OBJECTIVE »
Look below. Copy each line that has "Part" in it.

[Data items]
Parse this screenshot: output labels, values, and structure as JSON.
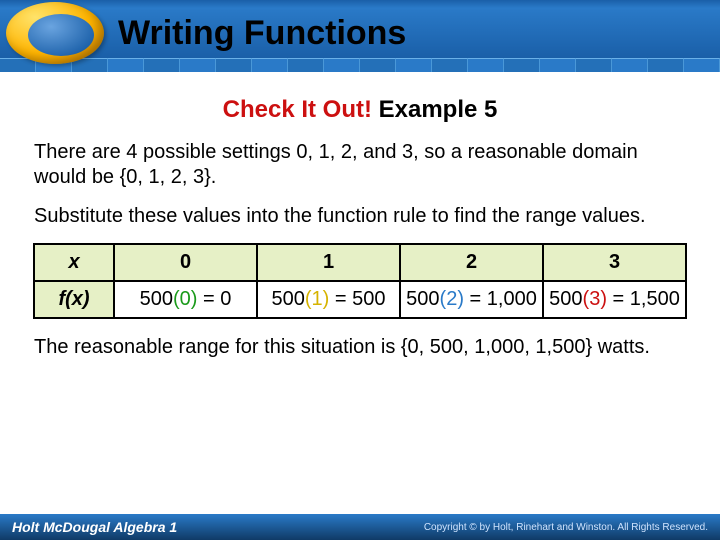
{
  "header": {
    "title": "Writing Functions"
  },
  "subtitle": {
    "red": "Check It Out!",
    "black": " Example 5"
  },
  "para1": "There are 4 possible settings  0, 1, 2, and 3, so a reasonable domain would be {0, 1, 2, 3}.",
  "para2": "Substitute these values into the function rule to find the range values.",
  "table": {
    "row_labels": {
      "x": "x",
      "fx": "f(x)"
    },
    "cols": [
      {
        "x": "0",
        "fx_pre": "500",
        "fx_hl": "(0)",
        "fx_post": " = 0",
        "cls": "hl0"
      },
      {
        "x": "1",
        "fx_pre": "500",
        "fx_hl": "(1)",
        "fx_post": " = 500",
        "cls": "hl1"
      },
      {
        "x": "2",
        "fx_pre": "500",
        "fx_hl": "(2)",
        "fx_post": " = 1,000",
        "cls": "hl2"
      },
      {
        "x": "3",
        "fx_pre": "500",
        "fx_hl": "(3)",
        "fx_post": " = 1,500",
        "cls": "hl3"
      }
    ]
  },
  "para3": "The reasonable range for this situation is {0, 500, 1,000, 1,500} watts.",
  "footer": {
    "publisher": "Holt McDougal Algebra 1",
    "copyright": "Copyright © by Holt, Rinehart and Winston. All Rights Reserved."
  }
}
==
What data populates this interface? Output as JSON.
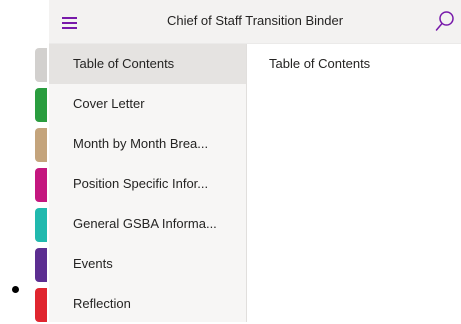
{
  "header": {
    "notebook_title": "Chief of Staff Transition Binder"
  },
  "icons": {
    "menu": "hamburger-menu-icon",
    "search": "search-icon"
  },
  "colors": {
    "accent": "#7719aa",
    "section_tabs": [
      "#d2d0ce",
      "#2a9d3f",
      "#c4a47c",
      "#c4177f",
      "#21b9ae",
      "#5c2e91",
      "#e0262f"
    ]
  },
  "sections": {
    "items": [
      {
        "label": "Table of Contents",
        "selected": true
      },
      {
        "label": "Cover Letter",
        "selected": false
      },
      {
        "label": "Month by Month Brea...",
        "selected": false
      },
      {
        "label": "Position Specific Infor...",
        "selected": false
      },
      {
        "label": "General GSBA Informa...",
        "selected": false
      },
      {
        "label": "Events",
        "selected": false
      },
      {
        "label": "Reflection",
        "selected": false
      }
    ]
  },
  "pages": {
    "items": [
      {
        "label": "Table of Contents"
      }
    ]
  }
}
--
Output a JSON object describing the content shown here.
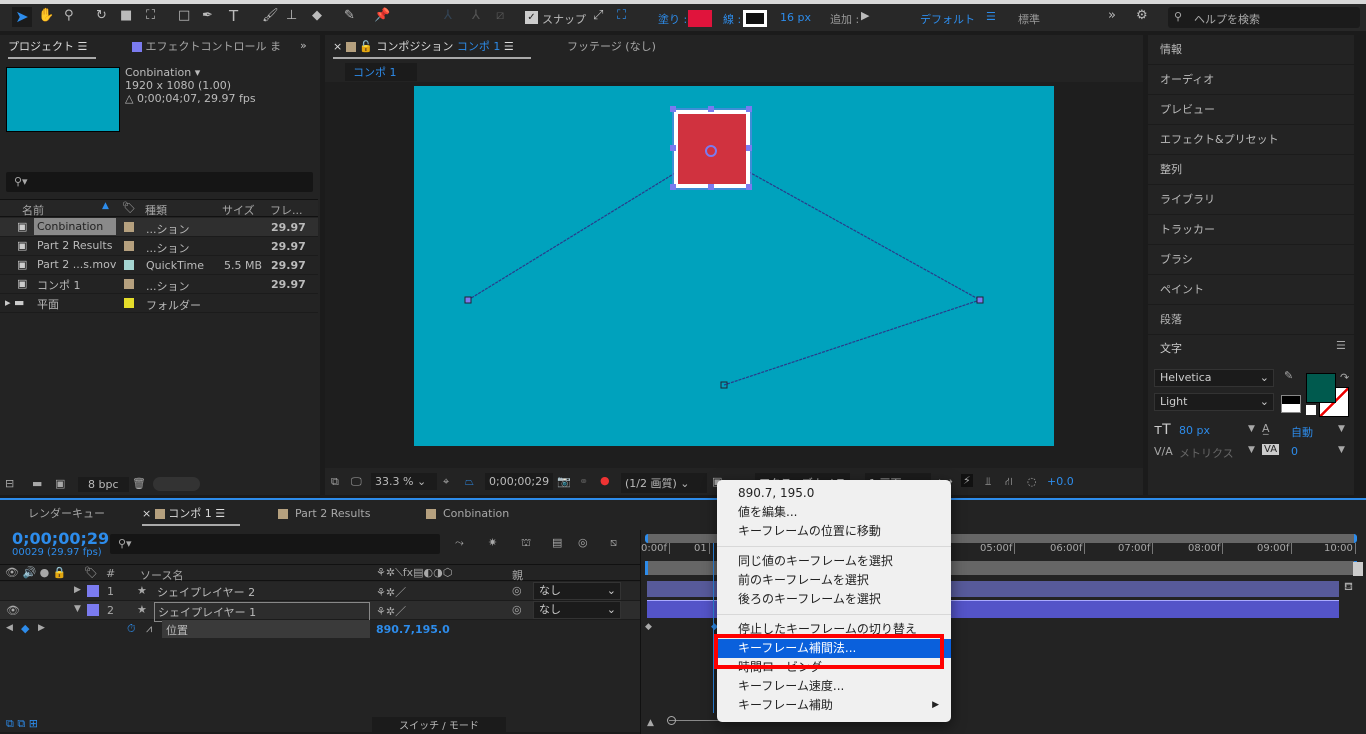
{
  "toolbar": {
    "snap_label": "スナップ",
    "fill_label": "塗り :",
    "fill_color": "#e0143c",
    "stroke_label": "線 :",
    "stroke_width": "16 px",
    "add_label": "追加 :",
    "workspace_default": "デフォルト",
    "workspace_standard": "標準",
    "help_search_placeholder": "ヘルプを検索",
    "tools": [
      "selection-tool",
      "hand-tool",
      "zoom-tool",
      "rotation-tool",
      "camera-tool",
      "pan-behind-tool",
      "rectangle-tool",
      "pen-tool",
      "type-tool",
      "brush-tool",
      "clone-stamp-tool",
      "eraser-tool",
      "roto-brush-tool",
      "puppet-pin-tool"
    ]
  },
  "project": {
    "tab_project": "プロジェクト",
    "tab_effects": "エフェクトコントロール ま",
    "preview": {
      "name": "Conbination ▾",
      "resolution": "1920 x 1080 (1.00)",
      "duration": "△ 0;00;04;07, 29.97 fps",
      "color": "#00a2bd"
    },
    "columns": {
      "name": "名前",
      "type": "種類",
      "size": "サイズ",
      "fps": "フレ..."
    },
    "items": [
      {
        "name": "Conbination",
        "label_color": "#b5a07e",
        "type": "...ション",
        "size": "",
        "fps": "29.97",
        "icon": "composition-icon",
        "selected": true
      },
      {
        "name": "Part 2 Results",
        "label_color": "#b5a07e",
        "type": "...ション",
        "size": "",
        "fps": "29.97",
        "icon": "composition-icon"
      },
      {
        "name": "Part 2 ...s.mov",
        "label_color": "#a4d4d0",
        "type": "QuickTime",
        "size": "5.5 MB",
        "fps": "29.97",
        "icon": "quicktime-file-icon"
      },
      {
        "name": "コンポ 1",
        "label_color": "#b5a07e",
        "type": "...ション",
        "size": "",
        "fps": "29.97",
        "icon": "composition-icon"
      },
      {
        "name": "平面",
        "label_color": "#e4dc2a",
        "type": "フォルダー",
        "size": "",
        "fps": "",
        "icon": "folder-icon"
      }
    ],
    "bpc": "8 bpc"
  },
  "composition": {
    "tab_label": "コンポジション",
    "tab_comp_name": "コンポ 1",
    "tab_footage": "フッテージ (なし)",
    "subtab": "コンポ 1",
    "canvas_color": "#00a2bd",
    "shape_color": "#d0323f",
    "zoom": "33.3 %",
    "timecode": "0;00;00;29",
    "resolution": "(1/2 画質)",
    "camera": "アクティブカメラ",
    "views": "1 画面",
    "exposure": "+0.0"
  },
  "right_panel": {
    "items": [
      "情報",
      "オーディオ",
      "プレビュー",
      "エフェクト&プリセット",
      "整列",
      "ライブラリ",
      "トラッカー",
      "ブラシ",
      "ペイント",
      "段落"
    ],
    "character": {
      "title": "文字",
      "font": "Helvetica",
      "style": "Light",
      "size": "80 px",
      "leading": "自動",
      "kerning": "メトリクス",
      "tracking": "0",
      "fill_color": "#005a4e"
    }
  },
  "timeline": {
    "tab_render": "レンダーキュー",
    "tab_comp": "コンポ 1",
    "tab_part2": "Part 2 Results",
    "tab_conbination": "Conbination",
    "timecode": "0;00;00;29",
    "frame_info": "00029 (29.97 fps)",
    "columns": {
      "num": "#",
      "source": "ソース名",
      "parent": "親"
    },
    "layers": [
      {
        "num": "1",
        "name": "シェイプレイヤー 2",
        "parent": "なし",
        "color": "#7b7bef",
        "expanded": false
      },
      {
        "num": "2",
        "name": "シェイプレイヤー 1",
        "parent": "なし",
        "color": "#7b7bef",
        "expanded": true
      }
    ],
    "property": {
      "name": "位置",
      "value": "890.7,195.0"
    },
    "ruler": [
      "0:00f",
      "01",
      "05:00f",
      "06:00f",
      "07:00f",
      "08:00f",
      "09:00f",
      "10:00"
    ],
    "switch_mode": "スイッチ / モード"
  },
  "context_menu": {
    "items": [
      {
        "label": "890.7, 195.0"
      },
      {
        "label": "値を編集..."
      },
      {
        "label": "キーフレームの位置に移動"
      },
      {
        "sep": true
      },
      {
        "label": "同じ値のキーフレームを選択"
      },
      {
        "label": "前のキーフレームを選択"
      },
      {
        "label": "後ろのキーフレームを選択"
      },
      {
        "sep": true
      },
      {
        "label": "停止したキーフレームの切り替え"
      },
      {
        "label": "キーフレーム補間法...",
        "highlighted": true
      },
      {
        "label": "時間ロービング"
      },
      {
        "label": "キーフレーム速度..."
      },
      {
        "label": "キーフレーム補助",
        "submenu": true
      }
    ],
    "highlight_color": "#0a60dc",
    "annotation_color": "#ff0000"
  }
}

EXERCISE ANSWER »
        "name": "Part 2 Results",
        "name": "Part 2 ...s.mov",
    "tab_part2": "Part 2 Results",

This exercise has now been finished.